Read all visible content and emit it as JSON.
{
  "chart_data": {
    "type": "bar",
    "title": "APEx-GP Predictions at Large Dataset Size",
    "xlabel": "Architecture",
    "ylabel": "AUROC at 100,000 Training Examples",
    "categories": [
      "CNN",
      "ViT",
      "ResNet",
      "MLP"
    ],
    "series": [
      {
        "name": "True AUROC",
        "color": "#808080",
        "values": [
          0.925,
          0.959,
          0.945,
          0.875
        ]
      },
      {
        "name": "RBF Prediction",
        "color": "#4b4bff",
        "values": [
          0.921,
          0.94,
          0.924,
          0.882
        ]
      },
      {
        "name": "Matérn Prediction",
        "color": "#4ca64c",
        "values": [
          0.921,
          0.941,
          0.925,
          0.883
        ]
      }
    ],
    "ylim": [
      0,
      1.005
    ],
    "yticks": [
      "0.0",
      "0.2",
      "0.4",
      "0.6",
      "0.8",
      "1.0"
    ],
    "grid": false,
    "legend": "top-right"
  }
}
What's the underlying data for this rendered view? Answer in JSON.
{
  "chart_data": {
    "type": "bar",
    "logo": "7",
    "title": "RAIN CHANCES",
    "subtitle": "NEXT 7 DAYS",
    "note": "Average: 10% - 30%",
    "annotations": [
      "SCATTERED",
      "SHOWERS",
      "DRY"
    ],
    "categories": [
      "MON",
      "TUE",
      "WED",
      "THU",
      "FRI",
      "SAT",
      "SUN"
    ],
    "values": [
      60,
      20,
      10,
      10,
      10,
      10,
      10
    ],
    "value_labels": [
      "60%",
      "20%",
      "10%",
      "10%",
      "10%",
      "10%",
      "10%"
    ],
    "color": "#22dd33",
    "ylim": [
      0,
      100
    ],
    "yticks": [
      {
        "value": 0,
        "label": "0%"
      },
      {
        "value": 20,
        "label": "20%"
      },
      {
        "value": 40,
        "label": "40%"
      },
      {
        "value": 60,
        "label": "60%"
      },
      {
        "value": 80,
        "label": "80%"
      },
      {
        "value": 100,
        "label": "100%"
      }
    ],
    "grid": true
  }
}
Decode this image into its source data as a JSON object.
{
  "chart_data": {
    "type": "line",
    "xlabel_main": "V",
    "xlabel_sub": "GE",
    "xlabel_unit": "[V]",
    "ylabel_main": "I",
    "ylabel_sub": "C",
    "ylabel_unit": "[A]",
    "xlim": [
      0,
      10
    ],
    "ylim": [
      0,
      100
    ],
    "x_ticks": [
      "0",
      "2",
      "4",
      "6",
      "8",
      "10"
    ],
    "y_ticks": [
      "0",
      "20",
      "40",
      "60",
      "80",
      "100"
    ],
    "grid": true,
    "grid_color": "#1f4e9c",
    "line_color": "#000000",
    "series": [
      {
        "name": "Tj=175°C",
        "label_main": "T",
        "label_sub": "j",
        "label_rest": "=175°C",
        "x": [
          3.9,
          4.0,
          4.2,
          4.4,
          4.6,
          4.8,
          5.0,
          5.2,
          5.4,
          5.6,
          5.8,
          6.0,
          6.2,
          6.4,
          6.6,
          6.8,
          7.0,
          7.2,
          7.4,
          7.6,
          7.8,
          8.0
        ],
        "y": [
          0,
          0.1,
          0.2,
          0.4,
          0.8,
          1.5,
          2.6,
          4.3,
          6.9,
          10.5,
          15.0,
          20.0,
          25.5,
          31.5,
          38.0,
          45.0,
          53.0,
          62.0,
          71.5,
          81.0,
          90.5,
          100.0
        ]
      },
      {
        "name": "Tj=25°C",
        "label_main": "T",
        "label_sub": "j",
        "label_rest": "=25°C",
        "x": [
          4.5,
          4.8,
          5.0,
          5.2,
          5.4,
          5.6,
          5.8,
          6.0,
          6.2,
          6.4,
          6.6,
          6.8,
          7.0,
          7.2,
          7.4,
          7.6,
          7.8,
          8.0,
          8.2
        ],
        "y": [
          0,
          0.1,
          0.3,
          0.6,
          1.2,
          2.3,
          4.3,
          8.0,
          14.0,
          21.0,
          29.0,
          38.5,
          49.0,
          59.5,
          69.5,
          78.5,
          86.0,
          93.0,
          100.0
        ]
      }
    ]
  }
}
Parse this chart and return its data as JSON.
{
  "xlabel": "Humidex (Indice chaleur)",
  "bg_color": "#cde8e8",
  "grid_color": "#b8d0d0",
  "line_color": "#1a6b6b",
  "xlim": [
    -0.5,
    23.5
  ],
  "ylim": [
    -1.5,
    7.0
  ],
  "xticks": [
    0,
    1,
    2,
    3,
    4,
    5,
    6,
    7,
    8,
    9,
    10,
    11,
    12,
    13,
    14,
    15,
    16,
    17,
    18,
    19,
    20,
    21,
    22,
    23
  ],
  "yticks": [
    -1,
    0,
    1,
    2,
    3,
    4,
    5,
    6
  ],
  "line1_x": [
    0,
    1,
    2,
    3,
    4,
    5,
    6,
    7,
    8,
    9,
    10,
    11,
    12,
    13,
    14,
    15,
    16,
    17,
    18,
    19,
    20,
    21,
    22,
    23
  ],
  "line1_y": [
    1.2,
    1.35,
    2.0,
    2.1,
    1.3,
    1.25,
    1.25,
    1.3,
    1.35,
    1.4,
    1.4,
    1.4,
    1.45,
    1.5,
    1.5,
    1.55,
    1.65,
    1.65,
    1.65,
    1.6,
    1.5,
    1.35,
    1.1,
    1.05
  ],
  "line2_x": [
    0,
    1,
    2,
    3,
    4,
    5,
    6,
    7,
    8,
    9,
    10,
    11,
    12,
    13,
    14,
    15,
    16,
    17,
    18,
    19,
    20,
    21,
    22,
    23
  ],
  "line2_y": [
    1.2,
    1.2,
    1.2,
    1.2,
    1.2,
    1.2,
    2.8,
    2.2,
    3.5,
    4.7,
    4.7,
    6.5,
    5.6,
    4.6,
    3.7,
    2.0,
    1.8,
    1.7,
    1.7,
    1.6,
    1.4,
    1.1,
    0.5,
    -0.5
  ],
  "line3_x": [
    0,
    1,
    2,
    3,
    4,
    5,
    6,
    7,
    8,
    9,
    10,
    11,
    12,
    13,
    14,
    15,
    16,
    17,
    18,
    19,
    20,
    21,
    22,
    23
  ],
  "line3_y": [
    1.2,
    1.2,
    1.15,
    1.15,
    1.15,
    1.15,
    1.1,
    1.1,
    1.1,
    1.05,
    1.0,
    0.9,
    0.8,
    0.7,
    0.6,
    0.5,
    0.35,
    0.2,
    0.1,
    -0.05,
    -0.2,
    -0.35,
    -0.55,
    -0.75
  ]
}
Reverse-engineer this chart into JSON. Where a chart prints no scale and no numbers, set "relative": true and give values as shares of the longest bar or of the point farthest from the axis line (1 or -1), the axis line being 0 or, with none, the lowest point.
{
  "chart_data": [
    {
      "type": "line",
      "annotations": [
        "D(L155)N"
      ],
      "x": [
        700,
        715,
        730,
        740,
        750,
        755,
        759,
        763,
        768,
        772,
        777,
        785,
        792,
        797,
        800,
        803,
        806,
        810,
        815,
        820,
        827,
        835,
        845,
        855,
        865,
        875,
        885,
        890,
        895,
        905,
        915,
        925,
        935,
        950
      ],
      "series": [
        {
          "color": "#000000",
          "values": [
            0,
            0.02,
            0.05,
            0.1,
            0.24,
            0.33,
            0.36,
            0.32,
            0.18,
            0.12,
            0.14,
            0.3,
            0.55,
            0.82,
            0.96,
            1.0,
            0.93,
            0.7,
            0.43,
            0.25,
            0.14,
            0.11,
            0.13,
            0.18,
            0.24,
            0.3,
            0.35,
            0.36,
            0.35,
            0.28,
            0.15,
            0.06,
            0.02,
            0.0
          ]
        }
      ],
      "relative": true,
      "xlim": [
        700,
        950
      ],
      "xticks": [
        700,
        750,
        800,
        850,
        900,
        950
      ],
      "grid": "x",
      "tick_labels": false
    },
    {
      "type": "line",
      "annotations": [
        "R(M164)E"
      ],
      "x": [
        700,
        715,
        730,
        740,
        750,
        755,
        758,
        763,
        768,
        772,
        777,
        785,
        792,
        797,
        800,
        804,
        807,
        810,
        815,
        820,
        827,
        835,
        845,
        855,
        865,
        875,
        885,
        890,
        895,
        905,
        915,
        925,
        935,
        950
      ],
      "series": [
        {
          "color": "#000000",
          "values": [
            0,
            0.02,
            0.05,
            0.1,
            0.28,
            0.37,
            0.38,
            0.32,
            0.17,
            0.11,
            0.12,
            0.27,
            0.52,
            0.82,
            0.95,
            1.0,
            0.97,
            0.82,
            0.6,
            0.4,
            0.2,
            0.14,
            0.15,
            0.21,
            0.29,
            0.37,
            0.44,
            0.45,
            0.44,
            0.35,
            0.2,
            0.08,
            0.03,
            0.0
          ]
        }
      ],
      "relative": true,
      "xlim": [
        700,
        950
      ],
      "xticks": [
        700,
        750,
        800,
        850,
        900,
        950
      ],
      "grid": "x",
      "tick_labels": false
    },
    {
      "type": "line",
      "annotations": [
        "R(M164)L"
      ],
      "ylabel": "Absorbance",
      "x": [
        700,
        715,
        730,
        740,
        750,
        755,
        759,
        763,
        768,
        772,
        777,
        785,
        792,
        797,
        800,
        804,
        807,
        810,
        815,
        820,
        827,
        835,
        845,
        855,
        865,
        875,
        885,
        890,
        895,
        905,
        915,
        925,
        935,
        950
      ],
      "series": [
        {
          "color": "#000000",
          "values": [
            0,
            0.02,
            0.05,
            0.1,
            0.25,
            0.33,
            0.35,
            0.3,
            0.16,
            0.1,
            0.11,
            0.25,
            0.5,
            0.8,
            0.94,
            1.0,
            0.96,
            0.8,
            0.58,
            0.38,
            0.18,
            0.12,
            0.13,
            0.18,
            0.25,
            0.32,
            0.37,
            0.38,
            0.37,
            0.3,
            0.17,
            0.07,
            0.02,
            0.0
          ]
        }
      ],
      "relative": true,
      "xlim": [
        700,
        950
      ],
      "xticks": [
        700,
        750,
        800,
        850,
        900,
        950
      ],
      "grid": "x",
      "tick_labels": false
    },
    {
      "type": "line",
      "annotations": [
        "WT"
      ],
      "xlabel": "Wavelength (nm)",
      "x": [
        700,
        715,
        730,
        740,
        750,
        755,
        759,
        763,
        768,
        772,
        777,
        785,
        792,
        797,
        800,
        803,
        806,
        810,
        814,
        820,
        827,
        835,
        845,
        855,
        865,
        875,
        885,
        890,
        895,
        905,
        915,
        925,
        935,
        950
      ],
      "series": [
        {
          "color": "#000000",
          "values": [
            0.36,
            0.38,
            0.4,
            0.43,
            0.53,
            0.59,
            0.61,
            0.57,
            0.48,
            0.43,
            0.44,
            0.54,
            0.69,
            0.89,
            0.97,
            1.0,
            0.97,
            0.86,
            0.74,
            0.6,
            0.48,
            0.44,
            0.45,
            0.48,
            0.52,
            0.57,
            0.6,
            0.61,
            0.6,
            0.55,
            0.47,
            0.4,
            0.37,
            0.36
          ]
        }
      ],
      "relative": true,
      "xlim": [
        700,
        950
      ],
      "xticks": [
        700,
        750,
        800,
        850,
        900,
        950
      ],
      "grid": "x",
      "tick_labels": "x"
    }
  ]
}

______

## EXERCISE AIM
Scan the records above for the string "AUROC", then select every line that holds it.

## SOLUTION TO THE EXERCISE
    "ylabel": "AUROC at 100,000 Training Examples",
        "name": "True AUROC",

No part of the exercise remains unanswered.